**The request:** Report, as a bare number, how many lines contain the string "more".

---------- Exercise inputs

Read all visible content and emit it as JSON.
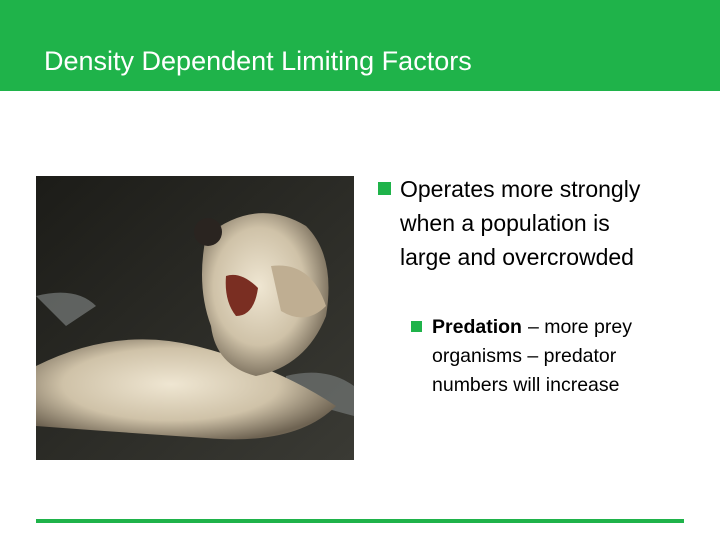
{
  "header": {
    "title": "Density Dependent Limiting Factors"
  },
  "bullets": [
    {
      "text": "Operates more strongly when a population is large and overcrowded",
      "sub_bullets": [
        {
          "term": "Predation",
          "text": "– more prey organisms – predator numbers will increase"
        }
      ]
    }
  ]
}
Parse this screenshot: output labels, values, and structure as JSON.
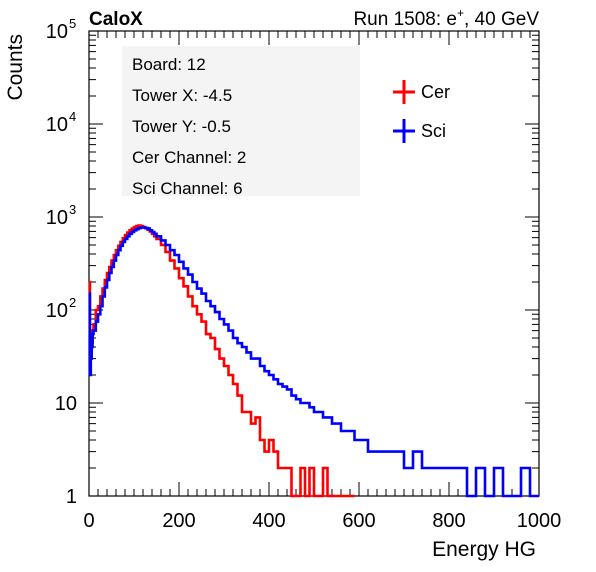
{
  "header": {
    "experiment": "CaloX",
    "run_prefix": "Run 1508: e",
    "run_sup": "+",
    "run_suffix": ", 40 GeV"
  },
  "info_box": {
    "lines": [
      "Board: 12",
      "Tower X: -4.5",
      "Tower Y: -0.5",
      "Cer Channel: 2",
      "Sci Channel: 6"
    ]
  },
  "chart_data": {
    "type": "line",
    "step": true,
    "xlabel": "Energy HG",
    "ylabel": "Counts",
    "xlim": [
      0,
      1000
    ],
    "ylim": [
      1,
      100000
    ],
    "y_scale": "log",
    "x_ticks": [
      {
        "value": 0,
        "label": "0"
      },
      {
        "value": 200,
        "label": "200"
      },
      {
        "value": 400,
        "label": "400"
      },
      {
        "value": 600,
        "label": "600"
      },
      {
        "value": 800,
        "label": "800"
      },
      {
        "value": 1000,
        "label": "1000"
      }
    ],
    "y_ticks": [
      {
        "value": 1,
        "base": "1",
        "exp": ""
      },
      {
        "value": 10,
        "base": "10",
        "exp": ""
      },
      {
        "value": 100,
        "base": "10",
        "exp": "2"
      },
      {
        "value": 1000,
        "base": "10",
        "exp": "3"
      },
      {
        "value": 10000,
        "base": "10",
        "exp": "4"
      },
      {
        "value": 100000,
        "base": "10",
        "exp": "5"
      }
    ],
    "grid": false,
    "legend_position": "top-right",
    "series": [
      {
        "name": "Cer",
        "color": "#ff0000",
        "x": [
          0,
          2,
          4,
          6,
          8,
          10,
          15,
          20,
          25,
          30,
          35,
          40,
          45,
          50,
          55,
          60,
          65,
          70,
          75,
          80,
          85,
          90,
          95,
          100,
          105,
          110,
          115,
          120,
          125,
          130,
          135,
          140,
          145,
          150,
          160,
          170,
          180,
          190,
          200,
          210,
          220,
          230,
          240,
          250,
          260,
          270,
          280,
          290,
          300,
          310,
          320,
          330,
          340,
          350,
          360,
          370,
          380,
          390,
          400,
          410,
          420,
          430,
          440,
          450,
          460,
          470,
          480,
          490,
          500,
          510,
          520,
          530,
          540,
          550,
          560,
          570,
          580
        ],
        "y": [
          200,
          60,
          40,
          45,
          60,
          70,
          100,
          110,
          140,
          170,
          210,
          250,
          290,
          340,
          390,
          440,
          490,
          540,
          590,
          640,
          680,
          720,
          750,
          780,
          800,
          810,
          800,
          780,
          760,
          730,
          700,
          660,
          620,
          580,
          500,
          420,
          340,
          280,
          220,
          180,
          140,
          110,
          90,
          75,
          55,
          50,
          38,
          30,
          25,
          20,
          16,
          12,
          8,
          8,
          6,
          7,
          4,
          3,
          4,
          3,
          2,
          2,
          2,
          1,
          1,
          2,
          1,
          2,
          1,
          1,
          2,
          1,
          1,
          1,
          1,
          1,
          1
        ]
      },
      {
        "name": "Sci",
        "color": "#0000ff",
        "x": [
          0,
          2,
          4,
          6,
          8,
          10,
          15,
          20,
          25,
          30,
          35,
          40,
          45,
          50,
          55,
          60,
          65,
          70,
          75,
          80,
          85,
          90,
          95,
          100,
          105,
          110,
          115,
          120,
          125,
          130,
          135,
          140,
          145,
          150,
          160,
          170,
          180,
          190,
          200,
          210,
          220,
          230,
          240,
          250,
          260,
          270,
          280,
          290,
          300,
          310,
          320,
          330,
          340,
          350,
          360,
          370,
          380,
          390,
          400,
          410,
          420,
          430,
          440,
          450,
          460,
          470,
          480,
          490,
          500,
          510,
          520,
          530,
          540,
          550,
          560,
          570,
          580,
          590,
          600,
          610,
          620,
          640,
          660,
          680,
          700,
          720,
          740,
          760,
          780,
          800,
          820,
          840,
          860,
          880,
          900,
          920,
          940,
          960,
          980,
          1000
        ],
        "y": [
          150,
          20,
          30,
          40,
          55,
          60,
          75,
          90,
          110,
          140,
          175,
          210,
          250,
          290,
          340,
          390,
          440,
          490,
          540,
          580,
          620,
          660,
          690,
          720,
          740,
          760,
          770,
          770,
          760,
          750,
          720,
          690,
          660,
          620,
          560,
          500,
          440,
          390,
          330,
          280,
          240,
          200,
          170,
          150,
          125,
          110,
          95,
          80,
          70,
          60,
          50,
          44,
          40,
          35,
          30,
          30,
          25,
          22,
          20,
          18,
          16,
          15,
          14,
          12,
          11,
          10,
          10,
          9,
          8,
          8,
          7,
          7,
          6,
          6,
          5,
          5,
          5,
          4,
          4,
          4,
          3,
          3,
          3,
          3,
          2,
          3,
          2,
          2,
          2,
          2,
          2,
          1,
          2,
          1,
          2,
          1,
          1,
          2,
          1,
          1
        ]
      }
    ]
  }
}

--------------------

**Correct result:** 2